**WHAT IS NEEDED**
Wherever the word "there" turns up in a line of the entries, copy that line.

**INPUT ROWS**
___

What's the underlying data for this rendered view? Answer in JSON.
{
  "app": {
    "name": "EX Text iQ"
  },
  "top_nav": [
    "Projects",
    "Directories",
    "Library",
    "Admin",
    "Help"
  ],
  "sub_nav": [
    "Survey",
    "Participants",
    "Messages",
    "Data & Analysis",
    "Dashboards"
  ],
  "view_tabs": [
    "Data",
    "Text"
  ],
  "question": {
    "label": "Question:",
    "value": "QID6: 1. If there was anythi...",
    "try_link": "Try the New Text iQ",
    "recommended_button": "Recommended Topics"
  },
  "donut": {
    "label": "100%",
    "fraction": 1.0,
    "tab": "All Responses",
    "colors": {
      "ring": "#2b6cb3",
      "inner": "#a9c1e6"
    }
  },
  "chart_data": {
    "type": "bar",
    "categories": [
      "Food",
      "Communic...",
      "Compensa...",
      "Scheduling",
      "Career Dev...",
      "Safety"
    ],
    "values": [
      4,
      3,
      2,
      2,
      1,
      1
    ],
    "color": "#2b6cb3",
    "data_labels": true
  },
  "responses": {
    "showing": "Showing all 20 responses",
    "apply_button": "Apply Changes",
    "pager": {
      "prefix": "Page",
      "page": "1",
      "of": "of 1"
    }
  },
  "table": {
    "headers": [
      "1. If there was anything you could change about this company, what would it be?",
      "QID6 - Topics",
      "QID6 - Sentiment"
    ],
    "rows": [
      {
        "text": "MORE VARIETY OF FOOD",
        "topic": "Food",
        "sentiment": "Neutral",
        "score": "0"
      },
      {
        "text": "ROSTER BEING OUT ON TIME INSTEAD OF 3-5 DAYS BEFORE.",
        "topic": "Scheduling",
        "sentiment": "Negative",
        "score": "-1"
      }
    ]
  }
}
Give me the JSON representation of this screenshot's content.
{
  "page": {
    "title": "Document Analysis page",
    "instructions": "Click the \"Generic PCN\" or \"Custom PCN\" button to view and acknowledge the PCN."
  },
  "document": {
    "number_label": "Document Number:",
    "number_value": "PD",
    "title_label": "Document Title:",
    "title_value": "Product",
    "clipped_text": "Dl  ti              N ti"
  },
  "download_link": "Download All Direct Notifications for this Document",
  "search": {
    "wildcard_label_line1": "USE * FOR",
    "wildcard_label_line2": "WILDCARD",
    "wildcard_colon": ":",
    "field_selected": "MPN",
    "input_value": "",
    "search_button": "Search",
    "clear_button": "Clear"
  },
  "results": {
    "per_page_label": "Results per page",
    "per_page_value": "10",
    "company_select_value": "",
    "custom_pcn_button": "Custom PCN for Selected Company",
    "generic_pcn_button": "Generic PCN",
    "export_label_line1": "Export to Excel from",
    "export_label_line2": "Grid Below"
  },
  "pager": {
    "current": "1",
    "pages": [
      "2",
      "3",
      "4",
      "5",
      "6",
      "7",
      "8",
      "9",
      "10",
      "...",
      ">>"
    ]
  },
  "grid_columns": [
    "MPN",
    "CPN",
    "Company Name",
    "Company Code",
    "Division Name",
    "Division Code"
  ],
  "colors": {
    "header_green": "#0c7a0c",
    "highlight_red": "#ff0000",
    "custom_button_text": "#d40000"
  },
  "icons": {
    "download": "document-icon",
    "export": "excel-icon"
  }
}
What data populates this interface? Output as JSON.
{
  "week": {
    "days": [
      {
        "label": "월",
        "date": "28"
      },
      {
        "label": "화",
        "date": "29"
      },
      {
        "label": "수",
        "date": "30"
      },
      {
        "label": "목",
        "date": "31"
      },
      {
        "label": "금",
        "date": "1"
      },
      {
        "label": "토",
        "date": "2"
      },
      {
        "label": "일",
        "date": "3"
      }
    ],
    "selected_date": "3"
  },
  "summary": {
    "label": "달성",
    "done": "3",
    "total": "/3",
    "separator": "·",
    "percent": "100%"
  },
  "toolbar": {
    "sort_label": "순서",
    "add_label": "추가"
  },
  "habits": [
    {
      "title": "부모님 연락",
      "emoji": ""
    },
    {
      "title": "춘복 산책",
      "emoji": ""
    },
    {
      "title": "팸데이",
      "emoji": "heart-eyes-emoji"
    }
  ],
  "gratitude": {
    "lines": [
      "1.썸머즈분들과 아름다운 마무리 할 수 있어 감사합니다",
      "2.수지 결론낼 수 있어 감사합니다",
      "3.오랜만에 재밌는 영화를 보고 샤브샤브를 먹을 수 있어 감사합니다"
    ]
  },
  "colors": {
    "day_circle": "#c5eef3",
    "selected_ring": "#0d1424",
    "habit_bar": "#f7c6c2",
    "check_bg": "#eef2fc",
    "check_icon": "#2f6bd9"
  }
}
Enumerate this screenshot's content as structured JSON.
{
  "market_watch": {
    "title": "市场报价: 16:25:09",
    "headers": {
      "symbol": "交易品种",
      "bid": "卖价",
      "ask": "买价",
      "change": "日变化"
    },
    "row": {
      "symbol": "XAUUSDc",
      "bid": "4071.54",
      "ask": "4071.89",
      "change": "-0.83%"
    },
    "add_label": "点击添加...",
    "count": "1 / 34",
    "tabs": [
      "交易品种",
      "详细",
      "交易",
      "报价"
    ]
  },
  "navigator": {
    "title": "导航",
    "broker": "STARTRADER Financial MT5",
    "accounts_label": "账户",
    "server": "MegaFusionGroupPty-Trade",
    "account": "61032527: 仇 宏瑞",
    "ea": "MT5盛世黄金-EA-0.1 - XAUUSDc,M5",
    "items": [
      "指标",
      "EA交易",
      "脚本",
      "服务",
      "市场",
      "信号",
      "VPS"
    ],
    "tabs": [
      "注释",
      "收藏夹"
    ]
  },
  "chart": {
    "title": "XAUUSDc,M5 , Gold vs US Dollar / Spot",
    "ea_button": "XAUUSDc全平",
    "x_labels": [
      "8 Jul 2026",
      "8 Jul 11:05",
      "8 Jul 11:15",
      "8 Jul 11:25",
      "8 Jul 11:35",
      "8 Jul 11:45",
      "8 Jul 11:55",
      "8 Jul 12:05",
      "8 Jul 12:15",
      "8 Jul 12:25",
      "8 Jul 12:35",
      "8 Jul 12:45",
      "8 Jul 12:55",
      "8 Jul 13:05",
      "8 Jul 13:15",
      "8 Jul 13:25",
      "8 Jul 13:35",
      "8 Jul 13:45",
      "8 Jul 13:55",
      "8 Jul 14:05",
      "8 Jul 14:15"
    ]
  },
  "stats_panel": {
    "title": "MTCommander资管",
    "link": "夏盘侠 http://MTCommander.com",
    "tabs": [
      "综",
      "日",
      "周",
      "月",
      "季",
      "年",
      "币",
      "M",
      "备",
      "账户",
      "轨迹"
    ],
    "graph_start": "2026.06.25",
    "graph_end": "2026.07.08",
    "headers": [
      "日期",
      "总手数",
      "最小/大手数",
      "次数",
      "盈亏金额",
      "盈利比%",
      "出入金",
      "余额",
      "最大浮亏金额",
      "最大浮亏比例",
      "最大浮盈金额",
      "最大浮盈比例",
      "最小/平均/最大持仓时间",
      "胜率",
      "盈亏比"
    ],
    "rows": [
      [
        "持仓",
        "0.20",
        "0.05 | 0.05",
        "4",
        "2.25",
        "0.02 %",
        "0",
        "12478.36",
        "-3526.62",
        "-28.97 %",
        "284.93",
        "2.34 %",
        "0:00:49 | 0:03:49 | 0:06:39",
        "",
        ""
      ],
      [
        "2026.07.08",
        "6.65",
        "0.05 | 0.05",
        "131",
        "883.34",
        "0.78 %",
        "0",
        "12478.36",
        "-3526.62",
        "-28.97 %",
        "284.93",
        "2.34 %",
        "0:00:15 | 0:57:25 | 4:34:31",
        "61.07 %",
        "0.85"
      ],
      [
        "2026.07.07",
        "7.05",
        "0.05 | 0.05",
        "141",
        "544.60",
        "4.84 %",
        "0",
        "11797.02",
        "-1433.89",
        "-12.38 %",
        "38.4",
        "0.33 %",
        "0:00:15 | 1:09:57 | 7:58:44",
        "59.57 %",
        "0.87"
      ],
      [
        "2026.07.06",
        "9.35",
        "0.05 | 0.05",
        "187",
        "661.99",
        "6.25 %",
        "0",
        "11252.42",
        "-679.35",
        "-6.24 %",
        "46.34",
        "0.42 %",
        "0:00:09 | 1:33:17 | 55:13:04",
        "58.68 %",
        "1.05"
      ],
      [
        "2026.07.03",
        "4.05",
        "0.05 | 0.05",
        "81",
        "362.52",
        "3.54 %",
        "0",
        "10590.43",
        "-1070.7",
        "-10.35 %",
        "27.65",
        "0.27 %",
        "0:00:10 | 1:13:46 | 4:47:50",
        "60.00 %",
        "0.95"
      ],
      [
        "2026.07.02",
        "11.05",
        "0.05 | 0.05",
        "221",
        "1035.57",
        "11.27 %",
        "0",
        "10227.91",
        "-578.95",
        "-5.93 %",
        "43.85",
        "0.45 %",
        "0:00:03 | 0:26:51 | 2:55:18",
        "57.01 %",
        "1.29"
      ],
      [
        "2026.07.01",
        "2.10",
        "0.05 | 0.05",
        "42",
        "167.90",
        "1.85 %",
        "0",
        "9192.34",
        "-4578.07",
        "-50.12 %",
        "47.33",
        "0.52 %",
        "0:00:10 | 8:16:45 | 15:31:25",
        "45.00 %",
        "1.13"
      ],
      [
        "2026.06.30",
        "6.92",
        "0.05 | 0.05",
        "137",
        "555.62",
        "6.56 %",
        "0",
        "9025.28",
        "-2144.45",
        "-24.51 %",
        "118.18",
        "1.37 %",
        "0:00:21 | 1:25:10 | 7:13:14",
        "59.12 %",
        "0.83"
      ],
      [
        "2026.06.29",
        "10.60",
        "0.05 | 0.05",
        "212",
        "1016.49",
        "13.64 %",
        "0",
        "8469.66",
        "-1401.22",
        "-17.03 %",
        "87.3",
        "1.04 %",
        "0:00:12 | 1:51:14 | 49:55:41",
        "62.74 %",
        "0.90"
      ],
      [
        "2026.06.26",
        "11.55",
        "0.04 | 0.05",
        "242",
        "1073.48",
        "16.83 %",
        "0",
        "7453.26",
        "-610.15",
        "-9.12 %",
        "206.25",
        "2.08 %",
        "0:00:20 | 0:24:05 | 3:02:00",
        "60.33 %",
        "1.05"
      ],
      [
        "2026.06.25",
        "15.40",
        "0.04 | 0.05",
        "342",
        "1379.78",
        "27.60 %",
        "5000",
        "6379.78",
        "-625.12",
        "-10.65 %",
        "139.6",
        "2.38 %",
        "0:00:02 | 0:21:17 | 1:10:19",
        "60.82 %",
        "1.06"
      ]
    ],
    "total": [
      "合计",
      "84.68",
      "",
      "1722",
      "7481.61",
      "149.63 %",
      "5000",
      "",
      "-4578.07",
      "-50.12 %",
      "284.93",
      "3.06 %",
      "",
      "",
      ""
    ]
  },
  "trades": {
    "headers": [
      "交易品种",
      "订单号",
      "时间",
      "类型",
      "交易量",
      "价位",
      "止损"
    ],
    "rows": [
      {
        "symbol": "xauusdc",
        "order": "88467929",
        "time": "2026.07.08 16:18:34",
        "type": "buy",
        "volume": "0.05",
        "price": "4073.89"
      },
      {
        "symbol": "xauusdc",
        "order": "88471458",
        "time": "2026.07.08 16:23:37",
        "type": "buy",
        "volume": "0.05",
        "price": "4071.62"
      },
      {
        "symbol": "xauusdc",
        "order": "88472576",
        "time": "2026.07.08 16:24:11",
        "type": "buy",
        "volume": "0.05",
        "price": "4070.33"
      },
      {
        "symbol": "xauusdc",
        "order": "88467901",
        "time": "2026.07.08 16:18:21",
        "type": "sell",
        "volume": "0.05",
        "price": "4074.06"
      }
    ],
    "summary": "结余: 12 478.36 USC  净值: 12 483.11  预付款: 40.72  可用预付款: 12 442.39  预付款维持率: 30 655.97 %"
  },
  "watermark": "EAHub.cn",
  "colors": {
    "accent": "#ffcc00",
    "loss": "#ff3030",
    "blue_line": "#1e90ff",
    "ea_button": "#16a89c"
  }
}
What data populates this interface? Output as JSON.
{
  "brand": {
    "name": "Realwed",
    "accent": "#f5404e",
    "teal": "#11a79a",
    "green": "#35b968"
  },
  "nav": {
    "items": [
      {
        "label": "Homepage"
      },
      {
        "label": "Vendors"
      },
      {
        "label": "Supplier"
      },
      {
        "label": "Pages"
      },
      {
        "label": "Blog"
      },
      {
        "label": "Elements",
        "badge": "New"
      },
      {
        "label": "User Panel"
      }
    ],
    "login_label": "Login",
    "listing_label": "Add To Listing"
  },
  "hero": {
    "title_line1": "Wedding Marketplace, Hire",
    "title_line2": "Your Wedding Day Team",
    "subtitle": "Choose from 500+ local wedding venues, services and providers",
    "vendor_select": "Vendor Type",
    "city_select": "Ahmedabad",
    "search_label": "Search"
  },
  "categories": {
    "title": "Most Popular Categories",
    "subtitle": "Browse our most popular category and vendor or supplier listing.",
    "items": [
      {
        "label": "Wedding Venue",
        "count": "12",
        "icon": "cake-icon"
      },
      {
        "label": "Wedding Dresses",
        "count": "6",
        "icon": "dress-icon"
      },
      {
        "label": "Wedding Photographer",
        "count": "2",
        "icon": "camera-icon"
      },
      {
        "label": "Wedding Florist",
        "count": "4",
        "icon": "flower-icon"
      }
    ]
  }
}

___

**THE RESULT**
    "value": "QID6: 1. If there was anythi...",
      "1. If there was anything you could change about this company, what would it be?",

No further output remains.